MATERIAL FOR THE TASK:
◇ ◇ ◇ ◇ ◇

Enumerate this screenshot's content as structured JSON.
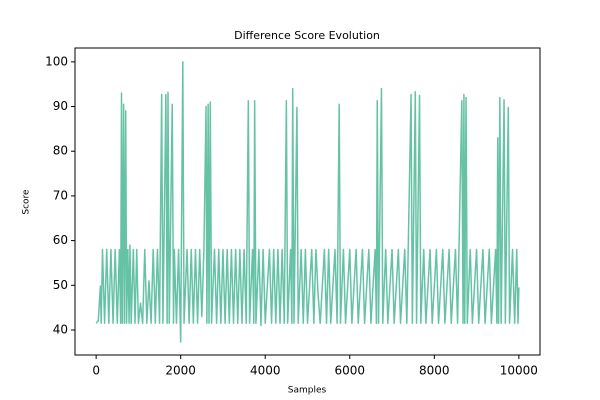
{
  "chart_data": {
    "type": "line",
    "title": "Difference Score Evolution",
    "xlabel": "Samples",
    "ylabel": "Score",
    "color": "#66c2a5",
    "xlim": [
      -500,
      10500
    ],
    "ylim": [
      34.4,
      103.1
    ],
    "xticks": [
      0,
      2000,
      4000,
      6000,
      8000,
      10000
    ],
    "yticks": [
      40,
      50,
      60,
      70,
      80,
      90,
      100
    ],
    "x": [
      0,
      50,
      100,
      120,
      150,
      200,
      250,
      300,
      350,
      400,
      450,
      500,
      550,
      580,
      600,
      620,
      650,
      670,
      700,
      720,
      750,
      780,
      800,
      830,
      880,
      920,
      960,
      1000,
      1050,
      1100,
      1150,
      1200,
      1250,
      1300,
      1350,
      1400,
      1450,
      1500,
      1550,
      1580,
      1650,
      1680,
      1700,
      1730,
      1800,
      1830,
      1850,
      1900,
      1950,
      2000,
      2050,
      2080,
      2150,
      2200,
      2250,
      2300,
      2350,
      2400,
      2450,
      2500,
      2550,
      2600,
      2620,
      2650,
      2670,
      2700,
      2730,
      2800,
      2850,
      2900,
      2950,
      3000,
      3050,
      3100,
      3150,
      3200,
      3250,
      3300,
      3350,
      3400,
      3450,
      3500,
      3550,
      3600,
      3630,
      3700,
      3730,
      3750,
      3780,
      3850,
      3900,
      3950,
      4000,
      4100,
      4150,
      4200,
      4250,
      4300,
      4350,
      4400,
      4450,
      4500,
      4530,
      4600,
      4630,
      4650,
      4680,
      4750,
      4780,
      4850,
      4900,
      4950,
      5000,
      5100,
      5150,
      5200,
      5250,
      5300,
      5400,
      5450,
      5500,
      5550,
      5650,
      5700,
      5750,
      5780,
      5850,
      5900,
      6000,
      6050,
      6150,
      6200,
      6300,
      6350,
      6450,
      6500,
      6600,
      6630,
      6650,
      6680,
      6750,
      6780,
      6850,
      6900,
      7000,
      7050,
      7150,
      7200,
      7300,
      7350,
      7450,
      7480,
      7550,
      7580,
      7650,
      7680,
      7750,
      7800,
      7900,
      7950,
      8050,
      8100,
      8200,
      8250,
      8350,
      8400,
      8500,
      8550,
      8650,
      8680,
      8700,
      8720,
      8750,
      8780,
      8850,
      8900,
      9000,
      9050,
      9150,
      9200,
      9300,
      9350,
      9450,
      9480,
      9500,
      9520,
      9550,
      9580,
      9650,
      9680,
      9750,
      9780,
      9850,
      9900,
      9950,
      9980,
      10000
    ],
    "values": [
      41.5,
      42,
      49.8,
      41.5,
      58,
      41.5,
      58,
      41.5,
      58,
      41.5,
      58,
      41.5,
      58,
      41.5,
      93,
      41.5,
      90.5,
      41.5,
      89,
      41.5,
      58,
      41.5,
      59,
      41.5,
      58,
      41.5,
      58,
      41.5,
      46,
      41.5,
      58,
      41.5,
      51,
      41.5,
      58,
      41.5,
      58,
      41.5,
      92.7,
      41.5,
      92.7,
      41.5,
      93.2,
      41.5,
      90.5,
      41.5,
      58,
      41.5,
      58,
      37.3,
      100,
      41.5,
      58,
      41.5,
      58,
      41.5,
      58,
      41.5,
      58,
      43,
      58,
      90,
      41.5,
      90.5,
      41.5,
      91,
      41.5,
      58,
      41.5,
      58,
      41.5,
      58,
      41.5,
      58,
      41.5,
      58,
      41.5,
      58,
      41.5,
      58,
      41.5,
      58,
      41.5,
      91.3,
      41.5,
      58,
      41.5,
      91.3,
      41.5,
      58,
      41,
      58,
      41.5,
      58,
      41.5,
      58,
      41.5,
      58,
      41.5,
      58,
      41.5,
      91.3,
      41.5,
      58,
      41.5,
      94,
      41.5,
      89.8,
      41.5,
      58,
      41.5,
      58,
      41.5,
      58,
      41.5,
      58,
      48,
      41.5,
      58,
      41.5,
      58,
      41.5,
      58,
      41.5,
      90.5,
      41.5,
      58,
      41.5,
      58,
      41.5,
      58,
      41.5,
      58,
      41.5,
      58,
      41.5,
      58,
      41.5,
      91.3,
      41.5,
      94,
      41.5,
      58,
      41.5,
      58,
      41.5,
      58,
      41.5,
      58,
      41.5,
      92.7,
      41.5,
      93.3,
      41.5,
      92.5,
      41.5,
      58,
      41.5,
      58,
      41.5,
      58,
      41.5,
      58,
      41.5,
      58,
      41.5,
      58,
      41.5,
      91.3,
      41.5,
      92.7,
      41.5,
      92,
      41.5,
      58,
      41.5,
      58,
      41.5,
      58,
      41.5,
      58,
      41.5,
      58,
      41.5,
      83,
      41.5,
      92,
      41.5,
      91.5,
      41.5,
      89.8,
      41.5,
      58,
      41.5,
      58,
      41.5,
      49.5
    ]
  }
}
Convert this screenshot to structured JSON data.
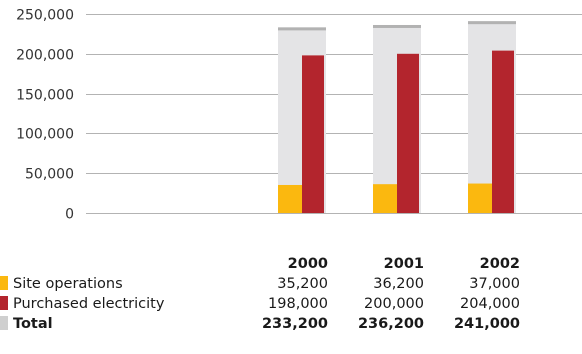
{
  "chart_data": {
    "type": "bar",
    "stacking": "site operations and purchased electricity drawn as side-by-side bars in front of a total bar",
    "categories": [
      "2000",
      "2001",
      "2002"
    ],
    "series": [
      {
        "name": "Site operations",
        "values": [
          35200,
          36200,
          37000
        ],
        "color": "#fbb80f"
      },
      {
        "name": "Purchased electricity",
        "values": [
          198000,
          200000,
          204000
        ],
        "color": "#b3252d"
      },
      {
        "name": "Total",
        "values": [
          233200,
          236200,
          241000
        ],
        "color": "#e4e4e6",
        "top_color": "#b2b2b2"
      }
    ],
    "ylim": [
      0,
      250000
    ],
    "yticks": [
      0,
      50000,
      100000,
      150000,
      200000,
      250000
    ],
    "ytick_labels": [
      "0",
      "50,000",
      "100,000",
      "150,000",
      "200,000",
      "250,000"
    ],
    "grid": true,
    "title": "",
    "xlabel": "",
    "ylabel": ""
  },
  "table": {
    "headers": [
      "2000",
      "2001",
      "2002"
    ],
    "rows": [
      {
        "label": "Site operations",
        "swatch_color": "#fbb80f",
        "values": [
          "35,200",
          "36,200",
          "37,000"
        ]
      },
      {
        "label": "Purchased electricity",
        "swatch_color": "#b3252d",
        "values": [
          "198,000",
          "200,000",
          "204,000"
        ]
      },
      {
        "label": "Total",
        "swatch_color": "#cfcfcf",
        "values": [
          "233,200",
          "236,200",
          "241,000"
        ]
      }
    ]
  }
}
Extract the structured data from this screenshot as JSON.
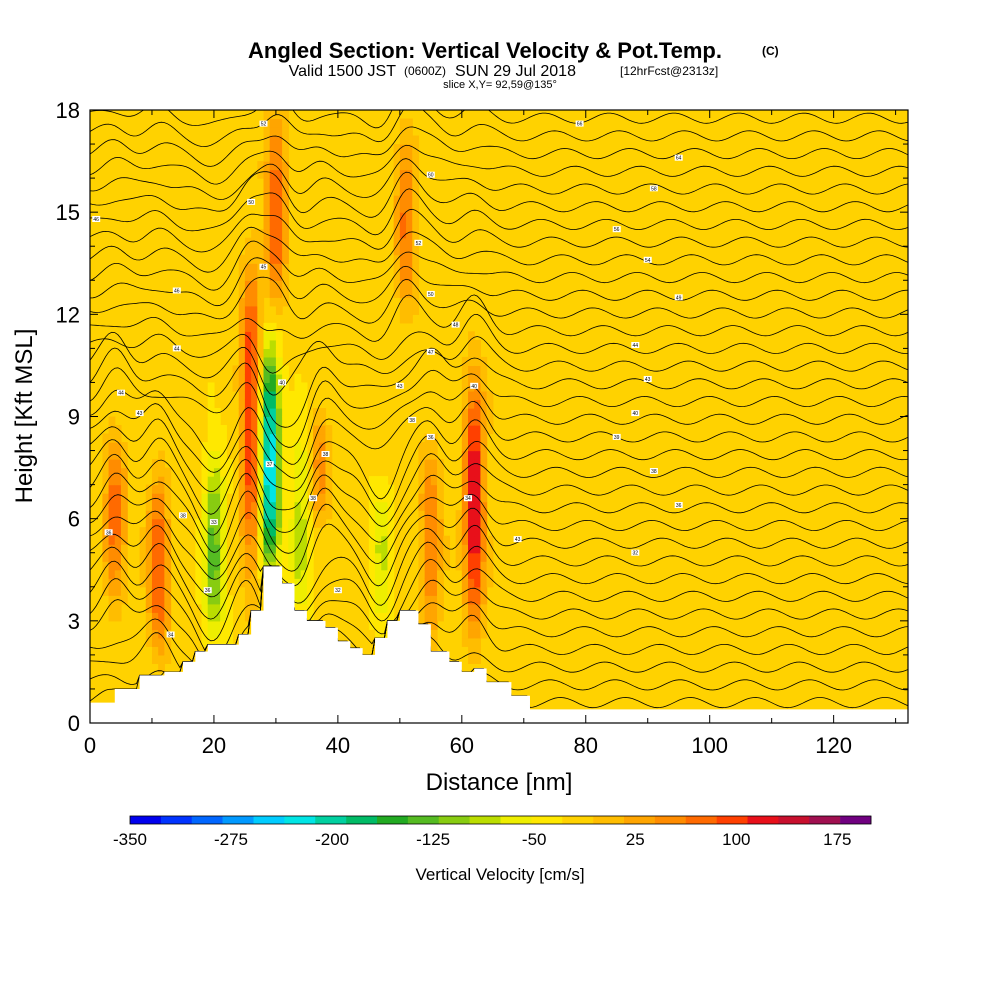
{
  "title": {
    "main": "Angled Section: Vertical Velocity & Pot.Temp.",
    "main_suffix": "(C)",
    "valid_prefix": "Valid 1500 JST",
    "valid_utc": "(0600Z)",
    "valid_date": "SUN 29 Jul 2018",
    "forecast": "[12hrFcst@2313z]",
    "slice": "slice X,Y= 92,59@135°"
  },
  "chart_data": {
    "type": "heatmap",
    "xlabel": "Distance [nm]",
    "ylabel": "Height [Kft MSL]",
    "xlim": [
      0,
      132
    ],
    "ylim": [
      0,
      18
    ],
    "x_ticks": [
      "0",
      "20",
      "40",
      "60",
      "80",
      "100",
      "120"
    ],
    "y_ticks": [
      "0",
      "3",
      "6",
      "9",
      "12",
      "15",
      "18"
    ],
    "colorbar": {
      "label": "Vertical Velocity [cm/s]",
      "tick_labels": [
        "-350",
        "-275",
        "-200",
        "-125",
        "-50",
        "25",
        "100",
        "175"
      ],
      "bounds": [
        -350,
        200
      ],
      "step": 25,
      "colors": [
        "#0000ee",
        "#0033ff",
        "#0066ff",
        "#0099ff",
        "#00ccff",
        "#00e5e5",
        "#00d0a0",
        "#00bb66",
        "#22aa22",
        "#55bb22",
        "#88cc11",
        "#bbdd00",
        "#eeee00",
        "#ffe800",
        "#ffd200",
        "#ffbd00",
        "#ffa500",
        "#ff8c00",
        "#ff6a00",
        "#ff4000",
        "#e8101a",
        "#c8102e",
        "#a01050",
        "#700080"
      ]
    },
    "background_value_cm_s": 10,
    "updrafts": [
      {
        "x": 4,
        "z_bottom": 3.5,
        "z_top": 8.5,
        "peak_cm_s": 110
      },
      {
        "x": 11,
        "z_bottom": 2.2,
        "z_top": 7.2,
        "peak_cm_s": 130
      },
      {
        "x": 26,
        "z_bottom": 4.5,
        "z_top": 13.5,
        "peak_cm_s": 150
      },
      {
        "x": 30,
        "z_bottom": 12.0,
        "z_top": 18.0,
        "peak_cm_s": 120
      },
      {
        "x": 37,
        "z_bottom": 6.0,
        "z_top": 9.0,
        "peak_cm_s": 90
      },
      {
        "x": 51,
        "z_bottom": 12.0,
        "z_top": 17.5,
        "peak_cm_s": 100
      },
      {
        "x": 55,
        "z_bottom": 2.5,
        "z_top": 8.0,
        "peak_cm_s": 100
      },
      {
        "x": 62,
        "z_bottom": 3.0,
        "z_top": 10.0,
        "peak_cm_s": 180
      }
    ],
    "downdrafts": [
      {
        "x": 29,
        "z_bottom": 4.5,
        "z_top": 11.0,
        "peak_cm_s": -230
      },
      {
        "x": 20,
        "z_bottom": 2.5,
        "z_top": 8.0,
        "peak_cm_s": -110
      },
      {
        "x": 34,
        "z_bottom": 3.0,
        "z_top": 9.0,
        "peak_cm_s": -60
      },
      {
        "x": 47,
        "z_bottom": 2.5,
        "z_top": 7.0,
        "peak_cm_s": -50
      }
    ],
    "terrain": [
      {
        "x": 0,
        "z": 0.6
      },
      {
        "x": 4,
        "z": 1.0
      },
      {
        "x": 8,
        "z": 1.4
      },
      {
        "x": 12,
        "z": 1.5
      },
      {
        "x": 15,
        "z": 1.8
      },
      {
        "x": 17,
        "z": 2.1
      },
      {
        "x": 19,
        "z": 2.3
      },
      {
        "x": 22,
        "z": 2.3
      },
      {
        "x": 24,
        "z": 2.6
      },
      {
        "x": 26,
        "z": 3.3
      },
      {
        "x": 28,
        "z": 4.6
      },
      {
        "x": 31,
        "z": 4.1
      },
      {
        "x": 33,
        "z": 3.3
      },
      {
        "x": 35,
        "z": 3.0
      },
      {
        "x": 38,
        "z": 2.8
      },
      {
        "x": 40,
        "z": 2.4
      },
      {
        "x": 42,
        "z": 2.2
      },
      {
        "x": 44,
        "z": 2.0
      },
      {
        "x": 46,
        "z": 2.5
      },
      {
        "x": 48,
        "z": 3.0
      },
      {
        "x": 50,
        "z": 3.3
      },
      {
        "x": 53,
        "z": 2.9
      },
      {
        "x": 55,
        "z": 2.1
      },
      {
        "x": 58,
        "z": 1.8
      },
      {
        "x": 60,
        "z": 1.5
      },
      {
        "x": 62,
        "z": 1.6
      },
      {
        "x": 64,
        "z": 1.2
      },
      {
        "x": 68,
        "z": 0.8
      },
      {
        "x": 71,
        "z": 0.4
      },
      {
        "x": 132,
        "z": 0.4
      }
    ],
    "contour_labels": [
      {
        "x": 28,
        "z": 17.6,
        "text": "52"
      },
      {
        "x": 79,
        "z": 17.6,
        "text": "66"
      },
      {
        "x": 95,
        "z": 16.6,
        "text": "64"
      },
      {
        "x": 55,
        "z": 16.1,
        "text": "60"
      },
      {
        "x": 91,
        "z": 15.7,
        "text": "58"
      },
      {
        "x": 26,
        "z": 15.3,
        "text": "50"
      },
      {
        "x": 1,
        "z": 14.8,
        "text": "46"
      },
      {
        "x": 85,
        "z": 14.5,
        "text": "56"
      },
      {
        "x": 53,
        "z": 14.1,
        "text": "52"
      },
      {
        "x": 90,
        "z": 13.6,
        "text": "54"
      },
      {
        "x": 28,
        "z": 13.4,
        "text": "45"
      },
      {
        "x": 55,
        "z": 12.6,
        "text": "50"
      },
      {
        "x": 95,
        "z": 12.5,
        "text": "49"
      },
      {
        "x": 14,
        "z": 12.7,
        "text": "46"
      },
      {
        "x": 59,
        "z": 11.7,
        "text": "48"
      },
      {
        "x": 88,
        "z": 11.1,
        "text": "44"
      },
      {
        "x": 14,
        "z": 11.0,
        "text": "44"
      },
      {
        "x": 55,
        "z": 10.9,
        "text": "47"
      },
      {
        "x": 90,
        "z": 10.1,
        "text": "43"
      },
      {
        "x": 5,
        "z": 9.7,
        "text": "44"
      },
      {
        "x": 31,
        "z": 10.0,
        "text": "40"
      },
      {
        "x": 50,
        "z": 9.9,
        "text": "43"
      },
      {
        "x": 62,
        "z": 9.9,
        "text": "40"
      },
      {
        "x": 8,
        "z": 9.1,
        "text": "43"
      },
      {
        "x": 88,
        "z": 9.1,
        "text": "40"
      },
      {
        "x": 52,
        "z": 8.9,
        "text": "38"
      },
      {
        "x": 85,
        "z": 8.4,
        "text": "39"
      },
      {
        "x": 55,
        "z": 8.4,
        "text": "36"
      },
      {
        "x": 38,
        "z": 7.9,
        "text": "38"
      },
      {
        "x": 29,
        "z": 7.6,
        "text": "37"
      },
      {
        "x": 91,
        "z": 7.4,
        "text": "38"
      },
      {
        "x": 36,
        "z": 6.6,
        "text": "38"
      },
      {
        "x": 61,
        "z": 6.6,
        "text": "34"
      },
      {
        "x": 95,
        "z": 6.4,
        "text": "36"
      },
      {
        "x": 15,
        "z": 6.1,
        "text": "38"
      },
      {
        "x": 20,
        "z": 5.9,
        "text": "33"
      },
      {
        "x": 3,
        "z": 5.6,
        "text": "36"
      },
      {
        "x": 69,
        "z": 5.4,
        "text": "43"
      },
      {
        "x": 88,
        "z": 5.0,
        "text": "32"
      },
      {
        "x": 19,
        "z": 3.9,
        "text": "36"
      },
      {
        "x": 40,
        "z": 3.9,
        "text": "32"
      },
      {
        "x": 13,
        "z": 2.6,
        "text": "34"
      }
    ]
  }
}
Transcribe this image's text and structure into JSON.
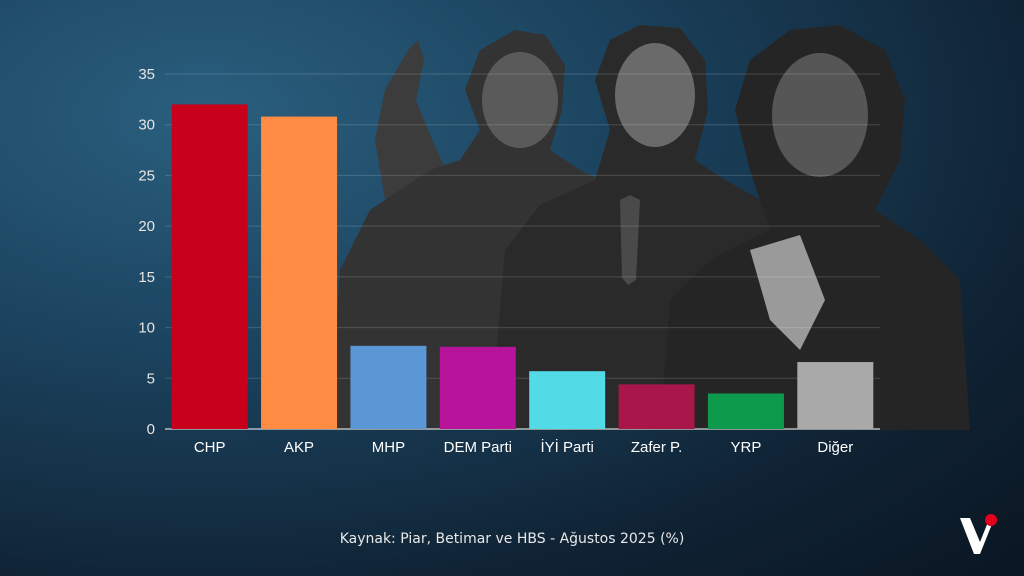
{
  "chart_data": {
    "type": "bar",
    "categories": [
      "CHP",
      "AKP",
      "MHP",
      "DEM Parti",
      "İYİ Parti",
      "Zafer P.",
      "YRP",
      "Diğer"
    ],
    "values": [
      32.0,
      30.8,
      8.2,
      8.1,
      5.7,
      4.4,
      3.5,
      6.6
    ],
    "colors": [
      "#c8001c",
      "#ff8c42",
      "#5b97d5",
      "#b8139b",
      "#52dbe6",
      "#a9164a",
      "#0e9a4c",
      "#a9a9a9"
    ],
    "ylim": [
      0,
      35
    ],
    "yticks": [
      0,
      5,
      10,
      15,
      20,
      25,
      30,
      35
    ],
    "grid": true
  },
  "source": "Kaynak: Piar, Betimar ve HBS - Ağustos 2025 (%)",
  "logo": {
    "icon": "v-logo-icon",
    "accent": "#e3001b"
  }
}
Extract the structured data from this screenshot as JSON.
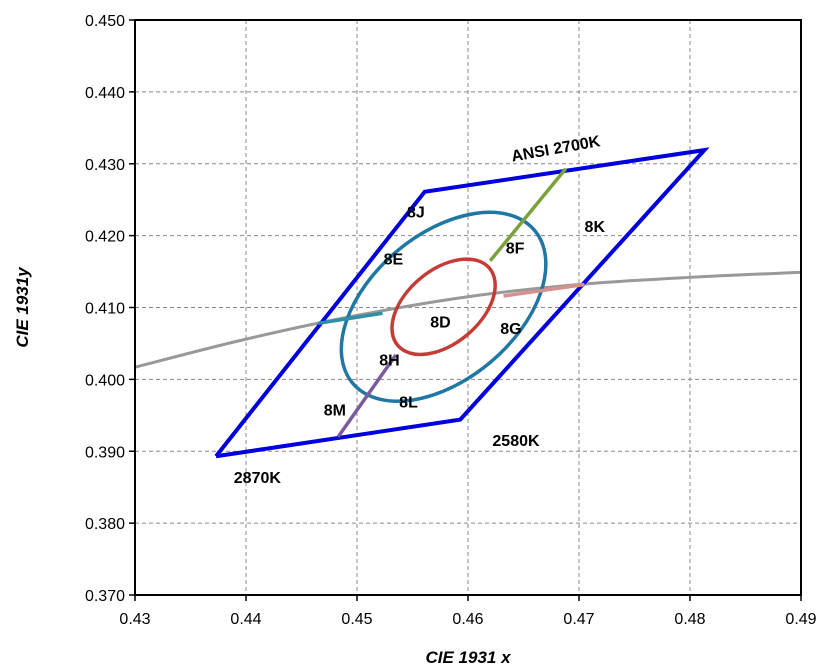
{
  "chart_data": {
    "type": "line",
    "title": "",
    "xlabel": "CIE 1931 x",
    "ylabel": "CIE 1931y",
    "xlim": [
      0.43,
      0.49
    ],
    "ylim": [
      0.37,
      0.45
    ],
    "x_ticks": [
      "0.43",
      "0.44",
      "0.45",
      "0.46",
      "0.47",
      "0.48",
      "0.49"
    ],
    "y_ticks": [
      "0.370",
      "0.380",
      "0.390",
      "0.400",
      "0.410",
      "0.420",
      "0.430",
      "0.440",
      "0.450"
    ],
    "grid": true,
    "colors": {
      "quadrangle": "#0000dd",
      "outer_ellipse": "#1f77a4",
      "inner_ellipse": "#c43c36",
      "planckian": "#999999",
      "seg_green": "#7aa23c",
      "seg_pink": "#d98f8f",
      "seg_teal": "#2e8fa6",
      "seg_purple": "#7b5a9e"
    },
    "planckian_locus": {
      "x": [
        0.43,
        0.44,
        0.45,
        0.46,
        0.47,
        0.48,
        0.49
      ],
      "y": [
        0.4017,
        0.4056,
        0.4089,
        0.4115,
        0.4132,
        0.4142,
        0.4149
      ]
    },
    "quadrangle": {
      "x": [
        0.4373,
        0.4561,
        0.4813,
        0.4593,
        0.4373
      ],
      "y": [
        0.3893,
        0.4261,
        0.4319,
        0.3944,
        0.3893
      ]
    },
    "outer_ellipse": {
      "cx": 0.4578,
      "cy": 0.4101,
      "rx": 0.0107,
      "ry": 0.0101,
      "rotation_deg": -40
    },
    "inner_ellipse": {
      "cx": 0.4578,
      "cy": 0.4101,
      "rx": 0.0054,
      "ry": 0.0051,
      "rotation_deg": -40
    },
    "segments": [
      {
        "color": "seg_green",
        "x": [
          0.462,
          0.4688
        ],
        "y": [
          0.4165,
          0.4293
        ]
      },
      {
        "color": "seg_pink",
        "x": [
          0.4632,
          0.4705
        ],
        "y": [
          0.4116,
          0.4132
        ]
      },
      {
        "color": "seg_teal",
        "x": [
          0.4465,
          0.4523
        ],
        "y": [
          0.4078,
          0.4092
        ]
      },
      {
        "color": "seg_purple",
        "x": [
          0.4535,
          0.4483
        ],
        "y": [
          0.4034,
          0.392
        ]
      }
    ],
    "annotations": [
      {
        "text": "ANSI 2700K",
        "x": 0.464,
        "y": 0.4303,
        "rotate": -10
      },
      {
        "text": "8J",
        "x": 0.4545,
        "y": 0.4225
      },
      {
        "text": "8K",
        "x": 0.4705,
        "y": 0.4205
      },
      {
        "text": "8F",
        "x": 0.4634,
        "y": 0.4175
      },
      {
        "text": "8E",
        "x": 0.4524,
        "y": 0.416
      },
      {
        "text": "8D",
        "x": 0.4566,
        "y": 0.4072
      },
      {
        "text": "8G",
        "x": 0.4629,
        "y": 0.4063
      },
      {
        "text": "8H",
        "x": 0.452,
        "y": 0.4019
      },
      {
        "text": "8M",
        "x": 0.447,
        "y": 0.395
      },
      {
        "text": "8L",
        "x": 0.4538,
        "y": 0.3961
      },
      {
        "text": "2580K",
        "x": 0.4622,
        "y": 0.3907
      },
      {
        "text": "2870K",
        "x": 0.4389,
        "y": 0.3856
      }
    ]
  }
}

◇ ◇ ◇ ◇ ◇

Give the number of lines that hold the word "operations" in these records, with nothing added.

THE SOLUTION:
3